Each line that holds the word "метод" is to be identified and copied.

■ Data listing ■
= = = =

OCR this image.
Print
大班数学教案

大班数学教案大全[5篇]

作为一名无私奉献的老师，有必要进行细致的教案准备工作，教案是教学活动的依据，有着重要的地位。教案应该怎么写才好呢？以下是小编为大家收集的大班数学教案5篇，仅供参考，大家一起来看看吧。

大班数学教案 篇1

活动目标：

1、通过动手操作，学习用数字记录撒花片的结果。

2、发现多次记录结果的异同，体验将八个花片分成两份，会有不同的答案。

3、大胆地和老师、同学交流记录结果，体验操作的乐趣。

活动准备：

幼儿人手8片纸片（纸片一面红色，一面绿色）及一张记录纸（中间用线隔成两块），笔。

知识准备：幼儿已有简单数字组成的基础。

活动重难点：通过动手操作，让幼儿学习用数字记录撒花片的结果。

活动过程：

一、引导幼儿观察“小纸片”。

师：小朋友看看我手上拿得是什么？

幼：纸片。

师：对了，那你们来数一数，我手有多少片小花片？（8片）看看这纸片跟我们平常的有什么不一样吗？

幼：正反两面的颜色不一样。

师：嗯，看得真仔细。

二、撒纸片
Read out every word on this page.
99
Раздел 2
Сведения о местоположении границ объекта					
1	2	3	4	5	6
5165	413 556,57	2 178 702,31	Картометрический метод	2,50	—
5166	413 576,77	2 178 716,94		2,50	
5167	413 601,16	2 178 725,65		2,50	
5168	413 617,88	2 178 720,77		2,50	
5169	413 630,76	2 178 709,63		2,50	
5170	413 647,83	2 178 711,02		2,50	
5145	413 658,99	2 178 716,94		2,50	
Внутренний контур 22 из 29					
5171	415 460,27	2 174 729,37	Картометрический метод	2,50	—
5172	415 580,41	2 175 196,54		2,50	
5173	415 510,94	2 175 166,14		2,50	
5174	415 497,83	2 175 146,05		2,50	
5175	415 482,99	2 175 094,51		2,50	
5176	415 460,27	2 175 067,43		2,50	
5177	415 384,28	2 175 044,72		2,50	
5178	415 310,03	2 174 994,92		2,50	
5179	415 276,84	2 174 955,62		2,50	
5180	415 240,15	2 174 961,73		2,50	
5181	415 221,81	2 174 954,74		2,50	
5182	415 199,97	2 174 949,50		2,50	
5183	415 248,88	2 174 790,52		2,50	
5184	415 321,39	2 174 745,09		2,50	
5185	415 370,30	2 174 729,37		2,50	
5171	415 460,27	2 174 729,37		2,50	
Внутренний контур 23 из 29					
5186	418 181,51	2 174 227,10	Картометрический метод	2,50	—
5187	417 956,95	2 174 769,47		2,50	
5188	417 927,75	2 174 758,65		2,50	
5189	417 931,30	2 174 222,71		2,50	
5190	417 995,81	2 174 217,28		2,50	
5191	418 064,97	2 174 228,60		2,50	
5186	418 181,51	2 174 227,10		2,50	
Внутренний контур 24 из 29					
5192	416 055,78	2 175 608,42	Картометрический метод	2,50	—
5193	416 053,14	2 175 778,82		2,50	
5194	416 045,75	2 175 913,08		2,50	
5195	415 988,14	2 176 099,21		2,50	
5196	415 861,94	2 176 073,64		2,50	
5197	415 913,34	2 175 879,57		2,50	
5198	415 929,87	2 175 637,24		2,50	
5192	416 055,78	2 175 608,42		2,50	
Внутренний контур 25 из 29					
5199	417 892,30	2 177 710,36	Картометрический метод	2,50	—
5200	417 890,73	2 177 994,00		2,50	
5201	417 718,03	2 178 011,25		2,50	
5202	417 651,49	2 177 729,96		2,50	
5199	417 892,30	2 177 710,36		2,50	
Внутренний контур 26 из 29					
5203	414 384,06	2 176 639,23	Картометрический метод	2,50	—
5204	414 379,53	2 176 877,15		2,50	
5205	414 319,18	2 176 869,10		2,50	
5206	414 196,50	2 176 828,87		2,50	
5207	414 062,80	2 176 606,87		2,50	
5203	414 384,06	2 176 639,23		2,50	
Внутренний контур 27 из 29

= = = =

■ Final result ■
5165	413 556,57	2 178 702,31	Картометрический метод	2,50	—
5171	415 460,27	2 174 729,37	Картометрический метод	2,50	—
5186	418 181,51	2 174 227,10	Картометрический метод	2,50	—
5192	416 055,78	2 175 608,42	Картометрический метод	2,50	—
5199	417 892,30	2 177 710,36	Картометрический метод	2,50	—
5203	414 384,06	2 176 639,23	Картометрический метод	2,50	—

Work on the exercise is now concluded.